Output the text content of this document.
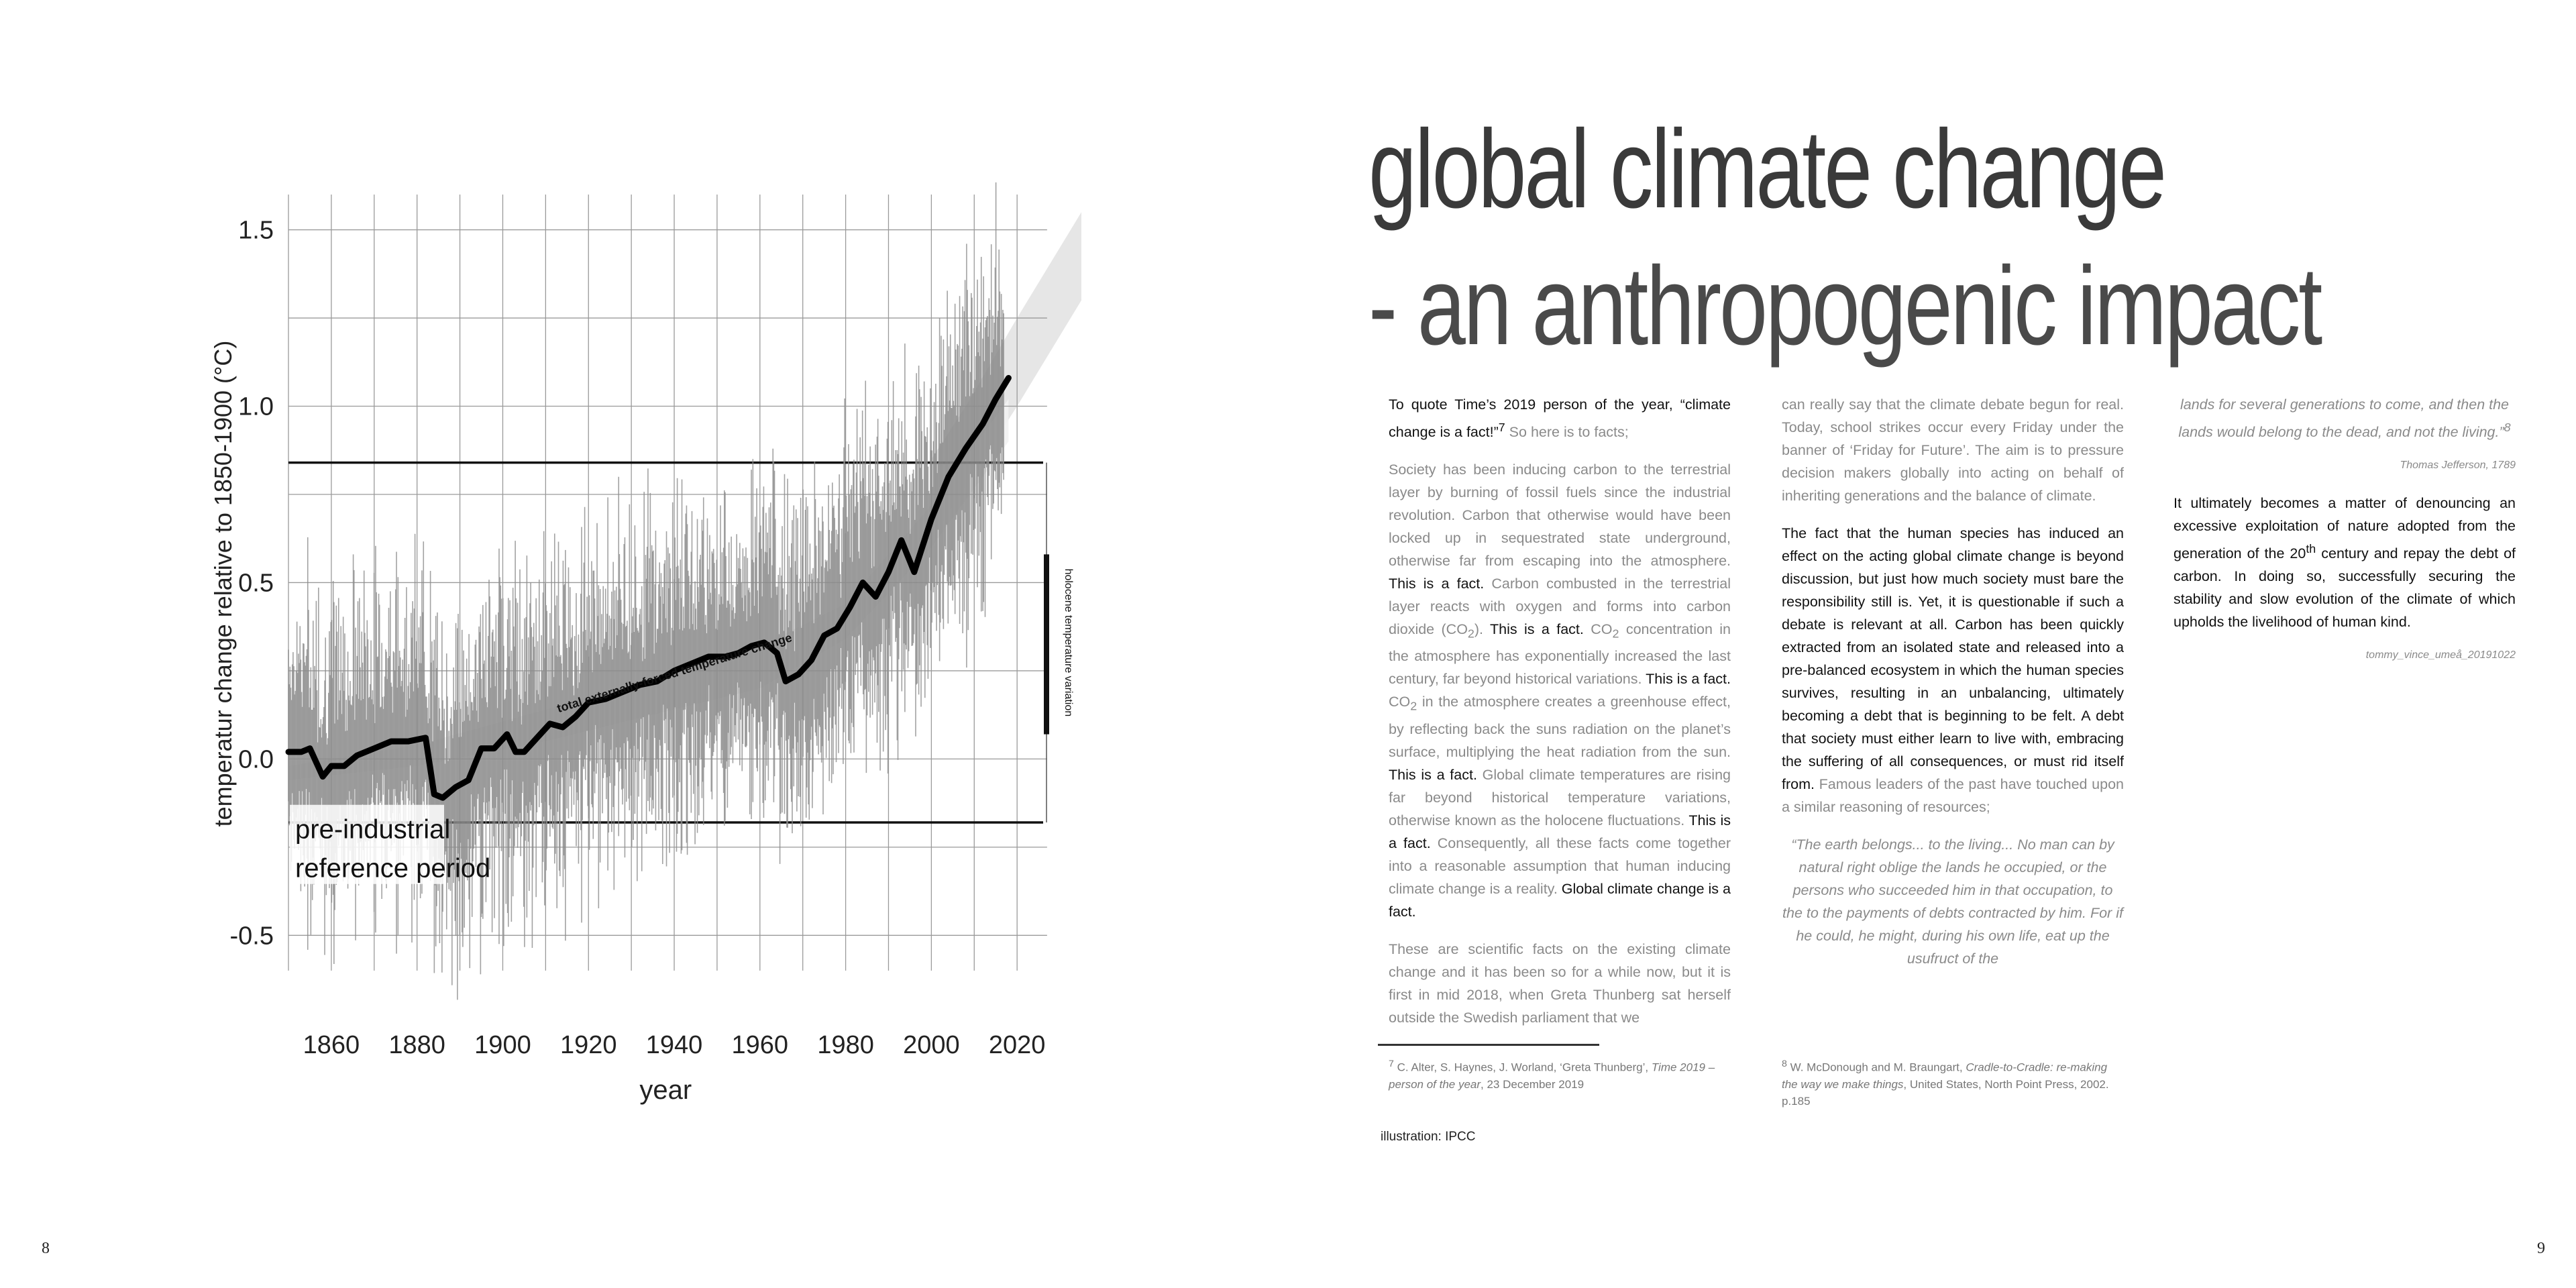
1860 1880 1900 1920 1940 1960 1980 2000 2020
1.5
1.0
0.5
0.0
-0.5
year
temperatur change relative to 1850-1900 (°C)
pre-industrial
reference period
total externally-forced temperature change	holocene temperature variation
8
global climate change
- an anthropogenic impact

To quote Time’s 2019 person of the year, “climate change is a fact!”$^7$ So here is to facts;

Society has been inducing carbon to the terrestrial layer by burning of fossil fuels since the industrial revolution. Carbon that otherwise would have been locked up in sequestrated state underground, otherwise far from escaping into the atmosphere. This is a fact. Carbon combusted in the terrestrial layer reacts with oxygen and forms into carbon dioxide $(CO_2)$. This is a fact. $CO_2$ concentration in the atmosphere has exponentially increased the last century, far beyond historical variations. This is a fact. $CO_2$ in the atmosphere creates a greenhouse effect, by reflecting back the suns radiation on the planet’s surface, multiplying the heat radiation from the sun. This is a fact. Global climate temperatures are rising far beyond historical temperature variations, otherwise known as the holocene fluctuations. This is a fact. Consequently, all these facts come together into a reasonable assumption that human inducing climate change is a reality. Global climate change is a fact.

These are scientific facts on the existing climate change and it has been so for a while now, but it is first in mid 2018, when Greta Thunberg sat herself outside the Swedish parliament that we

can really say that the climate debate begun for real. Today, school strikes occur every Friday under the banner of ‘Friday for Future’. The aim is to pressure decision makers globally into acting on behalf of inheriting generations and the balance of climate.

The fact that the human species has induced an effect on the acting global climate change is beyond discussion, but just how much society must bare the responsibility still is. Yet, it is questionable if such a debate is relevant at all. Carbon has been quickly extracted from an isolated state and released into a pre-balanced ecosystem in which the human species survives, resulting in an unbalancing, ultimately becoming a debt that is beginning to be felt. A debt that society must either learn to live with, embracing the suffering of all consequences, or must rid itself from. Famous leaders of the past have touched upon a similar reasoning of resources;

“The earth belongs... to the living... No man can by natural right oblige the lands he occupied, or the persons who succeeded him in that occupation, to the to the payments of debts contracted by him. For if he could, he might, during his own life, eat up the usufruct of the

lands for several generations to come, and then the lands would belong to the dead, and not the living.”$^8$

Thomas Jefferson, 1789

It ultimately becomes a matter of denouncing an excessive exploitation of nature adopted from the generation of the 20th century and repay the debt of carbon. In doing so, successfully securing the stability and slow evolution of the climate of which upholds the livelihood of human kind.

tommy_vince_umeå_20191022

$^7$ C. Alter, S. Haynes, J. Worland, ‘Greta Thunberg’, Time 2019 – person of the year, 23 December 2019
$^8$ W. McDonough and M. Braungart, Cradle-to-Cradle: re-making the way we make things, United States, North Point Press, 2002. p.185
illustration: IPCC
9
...
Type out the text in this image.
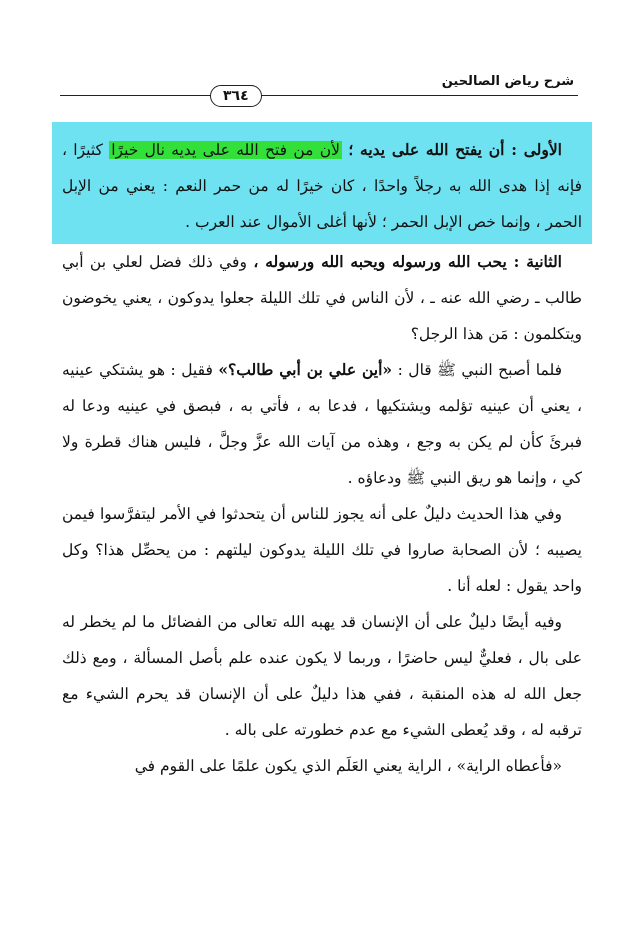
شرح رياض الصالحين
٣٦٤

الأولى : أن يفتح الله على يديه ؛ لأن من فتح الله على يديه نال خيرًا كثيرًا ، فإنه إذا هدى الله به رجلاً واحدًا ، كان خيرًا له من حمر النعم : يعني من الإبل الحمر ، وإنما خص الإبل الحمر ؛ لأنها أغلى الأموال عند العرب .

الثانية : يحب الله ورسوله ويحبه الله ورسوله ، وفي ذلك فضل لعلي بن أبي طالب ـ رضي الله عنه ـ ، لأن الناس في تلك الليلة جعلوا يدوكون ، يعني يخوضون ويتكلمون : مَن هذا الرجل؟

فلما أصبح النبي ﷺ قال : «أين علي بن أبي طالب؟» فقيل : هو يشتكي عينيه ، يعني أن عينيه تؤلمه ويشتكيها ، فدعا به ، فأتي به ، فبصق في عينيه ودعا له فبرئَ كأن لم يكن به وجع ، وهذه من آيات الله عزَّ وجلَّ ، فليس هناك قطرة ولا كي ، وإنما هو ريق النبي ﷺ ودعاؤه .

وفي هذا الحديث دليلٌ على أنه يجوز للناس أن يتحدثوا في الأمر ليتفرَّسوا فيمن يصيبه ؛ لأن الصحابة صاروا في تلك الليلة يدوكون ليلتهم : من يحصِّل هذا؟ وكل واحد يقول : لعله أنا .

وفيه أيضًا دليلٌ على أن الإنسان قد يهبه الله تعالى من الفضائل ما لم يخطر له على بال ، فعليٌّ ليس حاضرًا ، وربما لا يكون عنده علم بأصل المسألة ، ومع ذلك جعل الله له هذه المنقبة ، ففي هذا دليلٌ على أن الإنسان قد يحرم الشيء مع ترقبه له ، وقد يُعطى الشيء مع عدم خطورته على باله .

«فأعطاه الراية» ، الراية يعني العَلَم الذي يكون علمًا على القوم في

= Exercise prompt =
Look through the entries and work out how many lines have the word "يعني" in them; reply with that number only.

= Task output =
4